(Stored records)
## START

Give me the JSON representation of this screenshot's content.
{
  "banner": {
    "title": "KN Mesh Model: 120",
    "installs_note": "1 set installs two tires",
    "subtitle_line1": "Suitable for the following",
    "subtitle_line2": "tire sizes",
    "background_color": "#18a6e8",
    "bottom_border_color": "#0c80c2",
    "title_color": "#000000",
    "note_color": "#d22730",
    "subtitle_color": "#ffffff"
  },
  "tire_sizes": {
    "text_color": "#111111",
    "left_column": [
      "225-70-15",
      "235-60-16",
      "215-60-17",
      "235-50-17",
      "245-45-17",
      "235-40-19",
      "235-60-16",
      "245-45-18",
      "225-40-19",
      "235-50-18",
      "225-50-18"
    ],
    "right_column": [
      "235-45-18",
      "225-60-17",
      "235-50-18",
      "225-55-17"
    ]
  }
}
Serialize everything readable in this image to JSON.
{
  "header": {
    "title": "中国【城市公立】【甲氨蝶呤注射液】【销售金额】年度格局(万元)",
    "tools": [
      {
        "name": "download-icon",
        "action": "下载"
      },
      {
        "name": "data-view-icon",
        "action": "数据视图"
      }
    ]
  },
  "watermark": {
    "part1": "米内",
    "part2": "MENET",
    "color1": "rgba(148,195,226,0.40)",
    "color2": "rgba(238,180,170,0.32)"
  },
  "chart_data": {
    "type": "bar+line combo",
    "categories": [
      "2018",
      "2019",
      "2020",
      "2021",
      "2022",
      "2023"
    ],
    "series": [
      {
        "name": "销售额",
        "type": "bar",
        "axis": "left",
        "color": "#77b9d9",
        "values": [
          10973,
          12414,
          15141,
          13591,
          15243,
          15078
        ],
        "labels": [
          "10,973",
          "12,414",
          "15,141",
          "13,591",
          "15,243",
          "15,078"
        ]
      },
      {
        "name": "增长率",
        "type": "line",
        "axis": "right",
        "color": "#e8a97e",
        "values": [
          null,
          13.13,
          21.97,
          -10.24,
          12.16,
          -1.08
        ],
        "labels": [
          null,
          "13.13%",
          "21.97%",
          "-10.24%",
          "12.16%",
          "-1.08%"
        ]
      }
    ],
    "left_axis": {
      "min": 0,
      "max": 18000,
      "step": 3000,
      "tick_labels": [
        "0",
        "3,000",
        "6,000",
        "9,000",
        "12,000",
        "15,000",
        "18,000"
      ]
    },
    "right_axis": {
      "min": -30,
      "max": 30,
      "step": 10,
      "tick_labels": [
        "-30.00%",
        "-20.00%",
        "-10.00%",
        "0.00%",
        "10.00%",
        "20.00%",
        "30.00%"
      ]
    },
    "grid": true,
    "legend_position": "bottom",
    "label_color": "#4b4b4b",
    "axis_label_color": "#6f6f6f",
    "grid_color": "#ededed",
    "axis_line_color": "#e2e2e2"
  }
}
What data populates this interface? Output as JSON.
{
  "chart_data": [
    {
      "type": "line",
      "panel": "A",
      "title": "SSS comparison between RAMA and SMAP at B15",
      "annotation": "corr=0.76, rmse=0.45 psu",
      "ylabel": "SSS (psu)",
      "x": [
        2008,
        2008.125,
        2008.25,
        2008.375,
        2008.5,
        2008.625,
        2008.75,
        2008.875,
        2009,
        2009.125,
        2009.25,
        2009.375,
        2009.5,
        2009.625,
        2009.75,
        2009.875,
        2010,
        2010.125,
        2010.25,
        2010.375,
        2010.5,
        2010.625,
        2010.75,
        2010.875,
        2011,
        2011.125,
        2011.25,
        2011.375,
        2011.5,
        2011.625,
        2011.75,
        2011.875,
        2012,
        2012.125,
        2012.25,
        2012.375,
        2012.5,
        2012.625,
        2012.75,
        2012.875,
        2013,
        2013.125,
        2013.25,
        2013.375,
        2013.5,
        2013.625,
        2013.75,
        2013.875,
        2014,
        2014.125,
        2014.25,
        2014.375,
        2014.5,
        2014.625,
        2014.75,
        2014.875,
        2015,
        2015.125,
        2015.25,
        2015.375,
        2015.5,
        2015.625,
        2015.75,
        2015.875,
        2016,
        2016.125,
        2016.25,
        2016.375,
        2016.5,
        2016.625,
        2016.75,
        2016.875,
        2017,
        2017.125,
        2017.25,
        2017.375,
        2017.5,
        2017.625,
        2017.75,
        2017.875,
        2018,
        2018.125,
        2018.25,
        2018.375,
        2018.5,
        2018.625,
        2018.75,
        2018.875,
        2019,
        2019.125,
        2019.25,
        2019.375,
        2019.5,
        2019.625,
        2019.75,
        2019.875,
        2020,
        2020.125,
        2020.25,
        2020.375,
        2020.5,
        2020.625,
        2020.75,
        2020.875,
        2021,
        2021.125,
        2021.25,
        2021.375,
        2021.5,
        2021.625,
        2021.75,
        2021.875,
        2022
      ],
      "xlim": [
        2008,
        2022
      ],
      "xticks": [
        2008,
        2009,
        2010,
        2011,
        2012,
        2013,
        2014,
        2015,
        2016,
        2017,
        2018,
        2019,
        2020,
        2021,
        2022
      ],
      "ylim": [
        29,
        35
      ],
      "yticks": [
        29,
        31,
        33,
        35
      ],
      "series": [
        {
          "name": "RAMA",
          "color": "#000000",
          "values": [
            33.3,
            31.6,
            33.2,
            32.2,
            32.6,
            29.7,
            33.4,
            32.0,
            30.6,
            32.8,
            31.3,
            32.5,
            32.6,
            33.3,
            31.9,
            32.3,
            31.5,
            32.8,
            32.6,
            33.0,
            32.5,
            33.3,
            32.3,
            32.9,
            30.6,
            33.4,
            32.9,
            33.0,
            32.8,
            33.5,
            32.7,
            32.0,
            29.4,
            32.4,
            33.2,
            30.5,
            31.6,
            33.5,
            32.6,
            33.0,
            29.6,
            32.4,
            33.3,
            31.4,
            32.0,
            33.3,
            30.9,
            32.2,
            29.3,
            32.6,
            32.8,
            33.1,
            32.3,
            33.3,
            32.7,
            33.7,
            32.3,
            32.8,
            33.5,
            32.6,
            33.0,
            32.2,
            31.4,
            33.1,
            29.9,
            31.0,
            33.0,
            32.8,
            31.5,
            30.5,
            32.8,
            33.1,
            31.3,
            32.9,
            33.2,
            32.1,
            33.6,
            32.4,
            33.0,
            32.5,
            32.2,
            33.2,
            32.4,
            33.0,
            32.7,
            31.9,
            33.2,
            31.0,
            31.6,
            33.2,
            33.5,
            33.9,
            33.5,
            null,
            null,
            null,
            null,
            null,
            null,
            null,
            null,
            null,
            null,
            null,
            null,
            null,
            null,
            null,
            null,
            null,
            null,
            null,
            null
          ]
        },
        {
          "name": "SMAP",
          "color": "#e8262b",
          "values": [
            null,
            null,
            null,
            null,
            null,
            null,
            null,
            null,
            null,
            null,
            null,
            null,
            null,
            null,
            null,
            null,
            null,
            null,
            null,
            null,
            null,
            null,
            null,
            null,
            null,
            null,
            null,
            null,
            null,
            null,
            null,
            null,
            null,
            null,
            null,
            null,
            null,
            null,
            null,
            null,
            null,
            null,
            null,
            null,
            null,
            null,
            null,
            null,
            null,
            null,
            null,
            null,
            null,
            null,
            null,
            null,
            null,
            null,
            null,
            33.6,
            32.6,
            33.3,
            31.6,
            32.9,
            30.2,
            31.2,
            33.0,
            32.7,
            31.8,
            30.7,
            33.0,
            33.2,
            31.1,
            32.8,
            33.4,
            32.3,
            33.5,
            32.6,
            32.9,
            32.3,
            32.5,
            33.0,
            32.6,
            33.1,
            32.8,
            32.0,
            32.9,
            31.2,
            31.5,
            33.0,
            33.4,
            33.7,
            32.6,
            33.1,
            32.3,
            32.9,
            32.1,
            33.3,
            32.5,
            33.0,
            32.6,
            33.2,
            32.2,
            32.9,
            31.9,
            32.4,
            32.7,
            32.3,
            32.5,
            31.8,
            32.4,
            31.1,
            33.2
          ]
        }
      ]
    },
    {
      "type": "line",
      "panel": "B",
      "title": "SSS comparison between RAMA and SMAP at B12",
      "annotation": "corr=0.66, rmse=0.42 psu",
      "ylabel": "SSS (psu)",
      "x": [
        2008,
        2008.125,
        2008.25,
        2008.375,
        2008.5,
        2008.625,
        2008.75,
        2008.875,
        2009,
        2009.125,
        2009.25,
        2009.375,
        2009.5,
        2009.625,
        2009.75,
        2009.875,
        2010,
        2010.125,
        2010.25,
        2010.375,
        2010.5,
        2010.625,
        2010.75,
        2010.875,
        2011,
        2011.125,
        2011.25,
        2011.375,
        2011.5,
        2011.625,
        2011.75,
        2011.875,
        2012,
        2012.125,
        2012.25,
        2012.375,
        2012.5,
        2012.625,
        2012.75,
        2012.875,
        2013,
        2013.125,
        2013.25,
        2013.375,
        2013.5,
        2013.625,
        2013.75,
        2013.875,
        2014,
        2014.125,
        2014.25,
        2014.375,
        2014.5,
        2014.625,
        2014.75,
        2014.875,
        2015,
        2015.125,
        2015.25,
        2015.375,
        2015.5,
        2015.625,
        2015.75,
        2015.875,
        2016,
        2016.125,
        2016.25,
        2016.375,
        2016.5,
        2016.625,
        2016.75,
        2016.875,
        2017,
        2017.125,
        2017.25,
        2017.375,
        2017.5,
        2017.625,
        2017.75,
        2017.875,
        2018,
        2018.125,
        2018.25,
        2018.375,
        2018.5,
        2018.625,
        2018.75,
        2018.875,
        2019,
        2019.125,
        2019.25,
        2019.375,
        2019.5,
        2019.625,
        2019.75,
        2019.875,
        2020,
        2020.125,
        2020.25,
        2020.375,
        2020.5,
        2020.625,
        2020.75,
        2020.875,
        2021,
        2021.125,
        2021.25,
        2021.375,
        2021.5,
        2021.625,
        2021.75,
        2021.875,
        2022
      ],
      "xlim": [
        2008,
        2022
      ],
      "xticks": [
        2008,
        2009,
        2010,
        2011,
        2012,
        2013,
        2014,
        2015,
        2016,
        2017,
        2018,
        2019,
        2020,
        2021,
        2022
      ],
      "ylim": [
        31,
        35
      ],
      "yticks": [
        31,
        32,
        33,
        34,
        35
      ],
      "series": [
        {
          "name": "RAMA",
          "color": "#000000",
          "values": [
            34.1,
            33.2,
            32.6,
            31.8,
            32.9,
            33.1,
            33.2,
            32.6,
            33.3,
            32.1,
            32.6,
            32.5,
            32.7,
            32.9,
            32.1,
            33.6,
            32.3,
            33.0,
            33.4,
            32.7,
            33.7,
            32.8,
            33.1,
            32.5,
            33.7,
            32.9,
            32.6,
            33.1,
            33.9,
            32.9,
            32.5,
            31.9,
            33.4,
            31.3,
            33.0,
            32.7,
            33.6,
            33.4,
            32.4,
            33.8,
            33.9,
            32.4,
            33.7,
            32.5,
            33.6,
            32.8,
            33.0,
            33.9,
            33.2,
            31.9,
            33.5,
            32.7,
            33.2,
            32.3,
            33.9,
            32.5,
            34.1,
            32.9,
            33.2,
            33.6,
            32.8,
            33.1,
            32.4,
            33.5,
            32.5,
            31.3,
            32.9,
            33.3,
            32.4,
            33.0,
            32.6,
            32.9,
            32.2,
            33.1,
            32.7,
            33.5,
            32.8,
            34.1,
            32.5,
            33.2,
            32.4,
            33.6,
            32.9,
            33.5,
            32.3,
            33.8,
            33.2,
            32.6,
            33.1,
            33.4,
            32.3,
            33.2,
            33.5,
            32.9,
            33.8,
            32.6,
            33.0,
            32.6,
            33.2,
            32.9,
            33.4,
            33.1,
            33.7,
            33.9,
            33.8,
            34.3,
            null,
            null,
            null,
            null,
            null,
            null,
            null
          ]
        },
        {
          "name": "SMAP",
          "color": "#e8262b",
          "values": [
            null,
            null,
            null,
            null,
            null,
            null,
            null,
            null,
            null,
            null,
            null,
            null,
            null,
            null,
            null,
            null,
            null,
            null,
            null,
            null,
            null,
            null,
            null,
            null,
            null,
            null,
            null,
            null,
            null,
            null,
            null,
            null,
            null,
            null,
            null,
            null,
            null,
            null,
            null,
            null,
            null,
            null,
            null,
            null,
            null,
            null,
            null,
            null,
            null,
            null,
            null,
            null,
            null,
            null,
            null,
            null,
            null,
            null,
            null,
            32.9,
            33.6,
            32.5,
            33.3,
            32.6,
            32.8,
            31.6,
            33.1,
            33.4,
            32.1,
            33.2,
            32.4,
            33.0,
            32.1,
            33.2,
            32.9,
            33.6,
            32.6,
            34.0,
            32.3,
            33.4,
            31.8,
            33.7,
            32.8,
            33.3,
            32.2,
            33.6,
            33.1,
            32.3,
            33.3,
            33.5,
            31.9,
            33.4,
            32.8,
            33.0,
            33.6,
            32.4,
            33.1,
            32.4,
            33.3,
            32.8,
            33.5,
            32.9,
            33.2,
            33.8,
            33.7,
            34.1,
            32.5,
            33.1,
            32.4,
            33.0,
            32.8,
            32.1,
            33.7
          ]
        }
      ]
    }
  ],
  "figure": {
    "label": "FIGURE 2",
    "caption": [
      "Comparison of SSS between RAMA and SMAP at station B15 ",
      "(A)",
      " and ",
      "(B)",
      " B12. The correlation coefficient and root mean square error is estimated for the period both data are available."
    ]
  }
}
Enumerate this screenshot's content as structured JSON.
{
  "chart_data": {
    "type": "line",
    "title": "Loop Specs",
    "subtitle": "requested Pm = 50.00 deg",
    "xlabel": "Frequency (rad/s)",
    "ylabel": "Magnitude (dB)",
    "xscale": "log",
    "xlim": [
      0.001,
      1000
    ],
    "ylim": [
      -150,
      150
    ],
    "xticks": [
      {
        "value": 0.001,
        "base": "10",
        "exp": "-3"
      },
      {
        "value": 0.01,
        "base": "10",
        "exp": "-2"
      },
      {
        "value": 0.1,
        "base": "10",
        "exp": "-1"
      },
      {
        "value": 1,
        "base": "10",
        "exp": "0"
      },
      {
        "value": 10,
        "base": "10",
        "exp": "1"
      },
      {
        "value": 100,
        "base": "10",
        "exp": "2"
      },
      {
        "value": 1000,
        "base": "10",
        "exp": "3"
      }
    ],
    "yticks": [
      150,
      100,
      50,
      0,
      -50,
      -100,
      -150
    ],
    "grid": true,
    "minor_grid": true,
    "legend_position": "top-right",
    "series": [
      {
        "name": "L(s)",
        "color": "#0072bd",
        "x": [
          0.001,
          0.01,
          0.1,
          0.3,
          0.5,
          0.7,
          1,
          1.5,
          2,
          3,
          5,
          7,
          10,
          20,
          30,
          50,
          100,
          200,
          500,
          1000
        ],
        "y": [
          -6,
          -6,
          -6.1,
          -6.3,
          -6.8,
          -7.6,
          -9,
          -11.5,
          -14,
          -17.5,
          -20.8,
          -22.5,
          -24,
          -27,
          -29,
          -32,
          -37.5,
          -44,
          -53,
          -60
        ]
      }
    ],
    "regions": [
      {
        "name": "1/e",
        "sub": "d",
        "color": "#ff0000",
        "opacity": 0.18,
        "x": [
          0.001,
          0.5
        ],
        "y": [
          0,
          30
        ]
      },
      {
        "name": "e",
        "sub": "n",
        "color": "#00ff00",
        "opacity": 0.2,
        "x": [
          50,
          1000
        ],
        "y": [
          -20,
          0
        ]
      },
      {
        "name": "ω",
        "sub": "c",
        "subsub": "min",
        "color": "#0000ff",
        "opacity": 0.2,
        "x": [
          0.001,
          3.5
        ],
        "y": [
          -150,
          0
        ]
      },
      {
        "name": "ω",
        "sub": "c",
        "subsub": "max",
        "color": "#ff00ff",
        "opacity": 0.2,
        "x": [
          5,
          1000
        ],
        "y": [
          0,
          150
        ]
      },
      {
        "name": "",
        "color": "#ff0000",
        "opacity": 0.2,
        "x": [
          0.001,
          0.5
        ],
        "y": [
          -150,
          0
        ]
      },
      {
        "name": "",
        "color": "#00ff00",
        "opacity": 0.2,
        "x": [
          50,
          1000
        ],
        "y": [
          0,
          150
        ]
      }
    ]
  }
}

## END

AIM OF THE EXERCISE: Say the number of lines in the records above that include the string "icon", and no more.

COMPLETE RESPONSE: 2